- OBJECTIVE -
Copy the records below exactly, leaving out any pictures.
────────────────
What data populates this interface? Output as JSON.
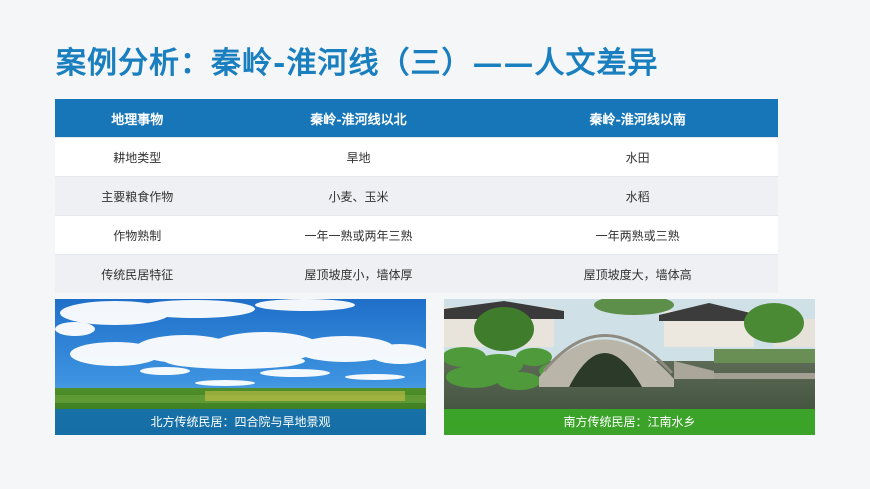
{
  "title": "案例分析：秦岭-淮河线（三）——人文差异",
  "table": {
    "headers": [
      "地理事物",
      "秦岭-淮河线以北",
      "秦岭-淮河线以南"
    ],
    "rows": [
      [
        "耕地类型",
        "旱地",
        "水田"
      ],
      [
        "主要粮食作物",
        "小麦、玉米",
        "水稻"
      ],
      [
        "作物熟制",
        "一年一熟或两年三熟",
        "一年两熟或三熟"
      ],
      [
        "传统民居特征",
        "屋顶坡度小，墙体厚",
        "屋顶坡度大，墙体高"
      ]
    ]
  },
  "photos": {
    "left_caption": "北方传统民居：四合院与旱地景观",
    "right_caption": "南方传统民居：江南水乡"
  },
  "colors": {
    "title": "#1a7fbf",
    "header_bg": "#1776b8",
    "caption_blue": "#106ebe",
    "caption_green": "#3caa28"
  }
}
────────────────
- THE RESPONSE -
What data populates this interface? Output as JSON.
{
  "title": "案例分析：秦岭-淮河线（三）——人文差异",
  "table": {
    "headers": [
      "地理事物",
      "秦岭-淮河线以北",
      "秦岭-淮河线以南"
    ],
    "rows": [
      [
        "耕地类型",
        "旱地",
        "水田"
      ],
      [
        "主要粮食作物",
        "小麦、玉米",
        "水稻"
      ],
      [
        "作物熟制",
        "一年一熟或两年三熟",
        "一年两熟或三熟"
      ],
      [
        "传统民居特征",
        "屋顶坡度小，墙体厚",
        "屋顶坡度大，墙体高"
      ]
    ]
  },
  "photos": {
    "left_caption": "北方传统民居：四合院与旱地景观",
    "right_caption": "南方传统民居：江南水乡"
  },
  "colors": {
    "title": "#1a7fbf",
    "header_bg": "#1776b8",
    "caption_blue": "#106ebe",
    "caption_green": "#3caa28"
  }
}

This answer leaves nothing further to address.